### GIVEN REQUEST
Every line of the data must be copied exactly.

————

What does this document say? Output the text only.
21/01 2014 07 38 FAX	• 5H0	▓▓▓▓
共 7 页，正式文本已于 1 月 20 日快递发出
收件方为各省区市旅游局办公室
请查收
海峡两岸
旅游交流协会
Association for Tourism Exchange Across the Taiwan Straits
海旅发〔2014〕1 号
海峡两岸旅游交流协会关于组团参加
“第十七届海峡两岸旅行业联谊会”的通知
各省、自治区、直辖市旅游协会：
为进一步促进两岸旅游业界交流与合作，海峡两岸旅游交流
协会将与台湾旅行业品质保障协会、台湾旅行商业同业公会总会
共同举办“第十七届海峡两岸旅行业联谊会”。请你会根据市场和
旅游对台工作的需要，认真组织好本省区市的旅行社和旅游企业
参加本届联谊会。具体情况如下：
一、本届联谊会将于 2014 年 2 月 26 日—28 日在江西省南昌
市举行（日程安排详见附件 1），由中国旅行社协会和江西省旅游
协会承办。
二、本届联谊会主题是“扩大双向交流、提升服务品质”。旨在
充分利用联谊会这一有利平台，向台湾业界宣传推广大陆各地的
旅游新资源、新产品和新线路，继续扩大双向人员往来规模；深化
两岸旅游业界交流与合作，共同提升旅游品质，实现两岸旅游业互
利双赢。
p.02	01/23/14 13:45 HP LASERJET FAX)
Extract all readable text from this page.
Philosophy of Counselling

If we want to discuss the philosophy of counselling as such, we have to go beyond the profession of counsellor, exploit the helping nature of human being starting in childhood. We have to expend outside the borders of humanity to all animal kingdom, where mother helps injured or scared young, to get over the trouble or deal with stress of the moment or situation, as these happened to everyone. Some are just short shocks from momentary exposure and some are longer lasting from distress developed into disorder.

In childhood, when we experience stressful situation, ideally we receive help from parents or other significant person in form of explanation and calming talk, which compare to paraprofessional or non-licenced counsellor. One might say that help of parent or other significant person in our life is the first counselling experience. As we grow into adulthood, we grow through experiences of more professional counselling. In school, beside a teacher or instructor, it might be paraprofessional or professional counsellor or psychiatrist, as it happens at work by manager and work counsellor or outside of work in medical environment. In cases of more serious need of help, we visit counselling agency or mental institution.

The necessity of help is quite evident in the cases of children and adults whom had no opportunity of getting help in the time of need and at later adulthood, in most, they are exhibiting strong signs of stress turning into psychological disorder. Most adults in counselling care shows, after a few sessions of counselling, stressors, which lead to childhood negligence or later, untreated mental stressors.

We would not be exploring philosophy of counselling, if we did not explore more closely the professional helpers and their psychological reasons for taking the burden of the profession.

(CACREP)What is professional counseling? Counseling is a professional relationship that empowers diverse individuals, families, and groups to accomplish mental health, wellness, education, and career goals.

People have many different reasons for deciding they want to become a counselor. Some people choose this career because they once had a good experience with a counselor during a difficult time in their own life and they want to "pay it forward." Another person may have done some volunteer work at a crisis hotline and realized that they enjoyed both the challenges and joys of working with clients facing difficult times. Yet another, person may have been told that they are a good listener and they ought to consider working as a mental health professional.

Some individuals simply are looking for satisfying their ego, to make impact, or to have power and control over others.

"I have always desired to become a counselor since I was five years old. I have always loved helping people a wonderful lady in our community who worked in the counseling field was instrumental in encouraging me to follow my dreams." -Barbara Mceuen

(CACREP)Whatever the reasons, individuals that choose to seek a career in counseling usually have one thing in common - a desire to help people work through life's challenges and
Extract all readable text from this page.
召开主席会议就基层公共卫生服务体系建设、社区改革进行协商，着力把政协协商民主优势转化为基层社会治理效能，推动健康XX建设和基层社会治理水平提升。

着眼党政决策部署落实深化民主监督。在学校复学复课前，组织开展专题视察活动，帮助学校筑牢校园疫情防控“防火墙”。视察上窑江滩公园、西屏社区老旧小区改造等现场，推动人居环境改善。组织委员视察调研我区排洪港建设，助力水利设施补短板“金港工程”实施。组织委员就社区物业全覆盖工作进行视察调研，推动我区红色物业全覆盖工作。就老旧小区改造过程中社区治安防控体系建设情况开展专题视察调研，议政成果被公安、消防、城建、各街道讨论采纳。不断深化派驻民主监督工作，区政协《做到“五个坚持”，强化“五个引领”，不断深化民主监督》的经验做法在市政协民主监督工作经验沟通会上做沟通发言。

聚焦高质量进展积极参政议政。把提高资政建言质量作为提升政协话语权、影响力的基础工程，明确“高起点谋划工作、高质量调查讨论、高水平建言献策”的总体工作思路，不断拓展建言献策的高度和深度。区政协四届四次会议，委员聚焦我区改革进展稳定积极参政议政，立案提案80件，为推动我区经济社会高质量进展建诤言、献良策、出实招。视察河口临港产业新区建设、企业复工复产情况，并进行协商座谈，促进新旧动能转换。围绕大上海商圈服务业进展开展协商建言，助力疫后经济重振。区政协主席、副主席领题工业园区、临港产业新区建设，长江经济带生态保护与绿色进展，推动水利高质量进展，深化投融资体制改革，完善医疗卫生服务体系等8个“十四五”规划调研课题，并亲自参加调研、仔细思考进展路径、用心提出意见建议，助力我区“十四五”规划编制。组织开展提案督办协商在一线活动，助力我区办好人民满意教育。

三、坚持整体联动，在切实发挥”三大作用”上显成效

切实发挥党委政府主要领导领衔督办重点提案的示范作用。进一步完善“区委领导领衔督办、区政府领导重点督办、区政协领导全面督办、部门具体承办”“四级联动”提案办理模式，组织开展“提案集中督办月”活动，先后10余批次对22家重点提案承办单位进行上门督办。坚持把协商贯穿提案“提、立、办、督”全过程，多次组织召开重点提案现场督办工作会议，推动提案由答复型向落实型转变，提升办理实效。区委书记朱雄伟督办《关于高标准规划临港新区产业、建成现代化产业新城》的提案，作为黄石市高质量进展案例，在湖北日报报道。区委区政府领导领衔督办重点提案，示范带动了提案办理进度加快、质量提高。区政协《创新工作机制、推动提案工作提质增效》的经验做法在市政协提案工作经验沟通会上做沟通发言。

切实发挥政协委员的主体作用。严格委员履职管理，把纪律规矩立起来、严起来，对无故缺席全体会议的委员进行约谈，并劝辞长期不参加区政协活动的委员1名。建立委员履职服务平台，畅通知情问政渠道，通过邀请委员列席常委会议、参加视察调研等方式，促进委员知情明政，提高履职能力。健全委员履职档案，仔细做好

————

### CORRECT ANSWER
What does this document say? Output the text only.
21/01 2014 07 38 FAX	• 5H0	▓▓▓▓
共 7 页，正式文本已于 1 月 20 日快递发出
收件方为各省区市旅游局办公室
请查收
海峡两岸
旅游交流协会
Association for Tourism Exchange Across the Taiwan Straits
海旅发〔2014〕1 号
海峡两岸旅游交流协会关于组团参加
“第十七届海峡两岸旅行业联谊会”的通知
各省、自治区、直辖市旅游协会：
为进一步促进两岸旅游业界交流与合作，海峡两岸旅游交流
协会将与台湾旅行业品质保障协会、台湾旅行商业同业公会总会
共同举办“第十七届海峡两岸旅行业联谊会”。请你会根据市场和
旅游对台工作的需要，认真组织好本省区市的旅行社和旅游企业
参加本届联谊会。具体情况如下：
一、本届联谊会将于 2014 年 2 月 26 日—28 日在江西省南昌
市举行（日程安排详见附件 1），由中国旅行社协会和江西省旅游
协会承办。
二、本届联谊会主题是“扩大双向交流、提升服务品质”。旨在
充分利用联谊会这一有利平台，向台湾业界宣传推广大陆各地的
旅游新资源、新产品和新线路，继续扩大双向人员往来规模；深化
两岸旅游业界交流与合作，共同提升旅游品质，实现两岸旅游业互
利双赢。
p.02	01/23/14 13:45 HP LASERJET FAX)
Extract all readable text from this page.
Philosophy of Counselling

If we want to discuss the philosophy of counselling as such, we have to go beyond the profession of counsellor, exploit the helping nature of human being starting in childhood. We have to expend outside the borders of humanity to all animal kingdom, where mother helps injured or scared young, to get over the trouble or deal with stress of the moment or situation, as these happened to everyone. Some are just short shocks from momentary exposure and some are longer lasting from distress developed into disorder.

In childhood, when we experience stressful situation, ideally we receive help from parents or other significant person in form of explanation and calming talk, which compare to paraprofessional or non-licenced counsellor. One might say that help of parent or other significant person in our life is the first counselling experience. As we grow into adulthood, we grow through experiences of more professional counselling. In school, beside a teacher or instructor, it might be paraprofessional or professional counsellor or psychiatrist, as it happens at work by manager and work counsellor or outside of work in medical environment. In cases of more serious need of help, we visit counselling agency or mental institution.

The necessity of help is quite evident in the cases of children and adults whom had no opportunity of getting help in the time of need and at later adulthood, in most, they are exhibiting strong signs of stress turning into psychological disorder. Most adults in counselling care shows, after a few sessions of counselling, stressors, which lead to childhood negligence or later, untreated mental stressors.

We would not be exploring philosophy of counselling, if we did not explore more closely the professional helpers and their psychological reasons for taking the burden of the profession.

(CACREP)What is professional counseling? Counseling is a professional relationship that empowers diverse individuals, families, and groups to accomplish mental health, wellness, education, and career goals.

People have many different reasons for deciding they want to become a counselor. Some people choose this career because they once had a good experience with a counselor during a difficult time in their own life and they want to "pay it forward." Another person may have done some volunteer work at a crisis hotline and realized that they enjoyed both the challenges and joys of working with clients facing difficult times. Yet another, person may have been told that they are a good listener and they ought to consider working as a mental health professional.

Some individuals simply are looking for satisfying their ego, to make impact, or to have power and control over others.

"I have always desired to become a counselor since I was five years old. I have always loved helping people a wonderful lady in our community who worked in the counseling field was instrumental in encouraging me to follow my dreams." -Barbara Mceuen

(CACREP)Whatever the reasons, individuals that choose to seek a career in counseling usually have one thing in common - a desire to help people work through life's challenges and
Extract all readable text from this page.
召开主席会议就基层公共卫生服务体系建设、社区改革进行协商，着力把政协协商民主优势转化为基层社会治理效能，推动健康XX建设和基层社会治理水平提升。

着眼党政决策部署落实深化民主监督。在学校复学复课前，组织开展专题视察活动，帮助学校筑牢校园疫情防控“防火墙”。视察上窑江滩公园、西屏社区老旧小区改造等现场，推动人居环境改善。组织委员视察调研我区排洪港建设，助力水利设施补短板“金港工程”实施。组织委员就社区物业全覆盖工作进行视察调研，推动我区红色物业全覆盖工作。就老旧小区改造过程中社区治安防控体系建设情况开展专题视察调研，议政成果被公安、消防、城建、各街道讨论采纳。不断深化派驻民主监督工作，区政协《做到“五个坚持”，强化“五个引领”，不断深化民主监督》的经验做法在市政协民主监督工作经验沟通会上做沟通发言。

聚焦高质量进展积极参政议政。把提高资政建言质量作为提升政协话语权、影响力的基础工程，明确“高起点谋划工作、高质量调查讨论、高水平建言献策”的总体工作思路，不断拓展建言献策的高度和深度。区政协四届四次会议，委员聚焦我区改革进展稳定积极参政议政，立案提案80件，为推动我区经济社会高质量进展建诤言、献良策、出实招。视察河口临港产业新区建设、企业复工复产情况，并进行协商座谈，促进新旧动能转换。围绕大上海商圈服务业进展开展协商建言，助力疫后经济重振。区政协主席、副主席领题工业园区、临港产业新区建设，长江经济带生态保护与绿色进展，推动水利高质量进展，深化投融资体制改革，完善医疗卫生服务体系等8个“十四五”规划调研课题，并亲自参加调研、仔细思考进展路径、用心提出意见建议，助力我区“十四五”规划编制。组织开展提案督办协商在一线活动，助力我区办好人民满意教育。

三、坚持整体联动，在切实发挥”三大作用”上显成效

切实发挥党委政府主要领导领衔督办重点提案的示范作用。进一步完善“区委领导领衔督办、区政府领导重点督办、区政协领导全面督办、部门具体承办”“四级联动”提案办理模式，组织开展“提案集中督办月”活动，先后10余批次对22家重点提案承办单位进行上门督办。坚持把协商贯穿提案“提、立、办、督”全过程，多次组织召开重点提案现场督办工作会议，推动提案由答复型向落实型转变，提升办理实效。区委书记朱雄伟督办《关于高标准规划临港新区产业、建成现代化产业新城》的提案，作为黄石市高质量进展案例，在湖北日报报道。区委区政府领导领衔督办重点提案，示范带动了提案办理进度加快、质量提高。区政协《创新工作机制、推动提案工作提质增效》的经验做法在市政协提案工作经验沟通会上做沟通发言。

切实发挥政协委员的主体作用。严格委员履职管理，把纪律规矩立起来、严起来，对无故缺席全体会议的委员进行约谈，并劝辞长期不参加区政协活动的委员1名。建立委员履职服务平台，畅通知情问政渠道，通过邀请委员列席常委会议、参加视察调研等方式，促进委员知情明政，提高履职能力。健全委员履职档案，仔细做好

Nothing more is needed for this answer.